------ TASK DATA

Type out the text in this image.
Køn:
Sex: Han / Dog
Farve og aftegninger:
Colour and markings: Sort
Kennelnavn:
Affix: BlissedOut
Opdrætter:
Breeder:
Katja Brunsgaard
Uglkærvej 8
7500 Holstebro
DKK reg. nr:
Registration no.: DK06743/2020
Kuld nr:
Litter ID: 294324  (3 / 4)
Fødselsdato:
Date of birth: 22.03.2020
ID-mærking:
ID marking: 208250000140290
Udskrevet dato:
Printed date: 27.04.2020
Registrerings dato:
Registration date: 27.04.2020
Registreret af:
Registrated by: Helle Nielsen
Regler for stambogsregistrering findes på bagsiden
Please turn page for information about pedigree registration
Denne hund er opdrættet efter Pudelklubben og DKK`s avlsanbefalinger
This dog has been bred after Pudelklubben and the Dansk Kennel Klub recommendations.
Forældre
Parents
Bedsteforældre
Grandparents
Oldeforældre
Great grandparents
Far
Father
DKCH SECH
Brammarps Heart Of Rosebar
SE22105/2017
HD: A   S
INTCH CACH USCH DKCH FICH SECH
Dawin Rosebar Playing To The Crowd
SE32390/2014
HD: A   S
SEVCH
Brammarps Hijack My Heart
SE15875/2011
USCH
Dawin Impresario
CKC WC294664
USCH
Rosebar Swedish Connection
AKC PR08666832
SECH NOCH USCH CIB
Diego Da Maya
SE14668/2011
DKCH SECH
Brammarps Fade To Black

------------

Gather each line of the listing containing the word "SECH" and show it.

DKCH SECH
INTCH CACH USCH DKCH FICH SECH
SECH NOCH USCH CIB
DKCH SECH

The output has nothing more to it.